(SOURCE RECORDS):
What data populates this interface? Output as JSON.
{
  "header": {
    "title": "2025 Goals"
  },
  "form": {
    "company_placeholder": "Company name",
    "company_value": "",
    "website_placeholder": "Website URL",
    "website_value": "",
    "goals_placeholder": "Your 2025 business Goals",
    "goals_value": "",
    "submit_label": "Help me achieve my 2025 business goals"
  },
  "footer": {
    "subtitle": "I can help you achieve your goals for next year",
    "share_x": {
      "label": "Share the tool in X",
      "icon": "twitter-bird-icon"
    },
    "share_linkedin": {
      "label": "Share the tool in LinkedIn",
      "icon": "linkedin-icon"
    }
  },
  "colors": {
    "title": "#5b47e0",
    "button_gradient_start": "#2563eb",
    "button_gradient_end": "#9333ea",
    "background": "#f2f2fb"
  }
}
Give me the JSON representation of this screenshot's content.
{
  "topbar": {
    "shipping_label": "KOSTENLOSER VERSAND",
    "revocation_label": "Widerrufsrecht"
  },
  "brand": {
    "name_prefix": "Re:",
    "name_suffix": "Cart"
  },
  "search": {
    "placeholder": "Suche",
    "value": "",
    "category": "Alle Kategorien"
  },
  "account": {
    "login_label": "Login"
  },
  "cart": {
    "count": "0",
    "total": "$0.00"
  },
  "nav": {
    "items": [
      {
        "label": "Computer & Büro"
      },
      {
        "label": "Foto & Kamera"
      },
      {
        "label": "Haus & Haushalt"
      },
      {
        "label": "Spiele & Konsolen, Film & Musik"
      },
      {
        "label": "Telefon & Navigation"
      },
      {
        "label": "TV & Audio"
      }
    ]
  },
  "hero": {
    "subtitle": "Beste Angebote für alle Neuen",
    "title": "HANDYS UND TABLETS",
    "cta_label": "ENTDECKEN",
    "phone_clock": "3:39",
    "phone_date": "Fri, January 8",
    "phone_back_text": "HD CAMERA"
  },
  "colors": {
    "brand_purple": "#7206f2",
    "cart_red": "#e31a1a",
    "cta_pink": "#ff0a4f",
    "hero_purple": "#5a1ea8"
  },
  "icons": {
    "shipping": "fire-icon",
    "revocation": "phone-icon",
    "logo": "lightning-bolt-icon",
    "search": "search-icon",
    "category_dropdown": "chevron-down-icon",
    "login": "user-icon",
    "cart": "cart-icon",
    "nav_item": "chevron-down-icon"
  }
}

(OBJECTIVE): Reproduce each record shown above without altering a single word.

(ANSWER FOR THIS EXERCISE):
What data populates this interface? Output as JSON.
{
  "header": {
    "title": "2025 Goals"
  },
  "form": {
    "company_placeholder": "Company name",
    "company_value": "",
    "website_placeholder": "Website URL",
    "website_value": "",
    "goals_placeholder": "Your 2025 business Goals",
    "goals_value": "",
    "submit_label": "Help me achieve my 2025 business goals"
  },
  "footer": {
    "subtitle": "I can help you achieve your goals for next year",
    "share_x": {
      "label": "Share the tool in X",
      "icon": "twitter-bird-icon"
    },
    "share_linkedin": {
      "label": "Share the tool in LinkedIn",
      "icon": "linkedin-icon"
    }
  },
  "colors": {
    "title": "#5b47e0",
    "button_gradient_start": "#2563eb",
    "button_gradient_end": "#9333ea",
    "background": "#f2f2fb"
  }
}
Give me the JSON representation of this screenshot's content.
{
  "topbar": {
    "shipping_label": "KOSTENLOSER VERSAND",
    "revocation_label": "Widerrufsrecht"
  },
  "brand": {
    "name_prefix": "Re:",
    "name_suffix": "Cart"
  },
  "search": {
    "placeholder": "Suche",
    "value": "",
    "category": "Alle Kategorien"
  },
  "account": {
    "login_label": "Login"
  },
  "cart": {
    "count": "0",
    "total": "$0.00"
  },
  "nav": {
    "items": [
      {
        "label": "Computer & Büro"
      },
      {
        "label": "Foto & Kamera"
      },
      {
        "label": "Haus & Haushalt"
      },
      {
        "label": "Spiele & Konsolen, Film & Musik"
      },
      {
        "label": "Telefon & Navigation"
      },
      {
        "label": "TV & Audio"
      }
    ]
  },
  "hero": {
    "subtitle": "Beste Angebote für alle Neuen",
    "title": "HANDYS UND TABLETS",
    "cta_label": "ENTDECKEN",
    "phone_clock": "3:39",
    "phone_date": "Fri, January 8",
    "phone_back_text": "HD CAMERA"
  },
  "colors": {
    "brand_purple": "#7206f2",
    "cart_red": "#e31a1a",
    "cta_pink": "#ff0a4f",
    "hero_purple": "#5a1ea8"
  },
  "icons": {
    "shipping": "fire-icon",
    "revocation": "phone-icon",
    "logo": "lightning-bolt-icon",
    "search": "search-icon",
    "category_dropdown": "chevron-down-icon",
    "login": "user-icon",
    "cart": "cart-icon",
    "nav_item": "chevron-down-icon"
  }
}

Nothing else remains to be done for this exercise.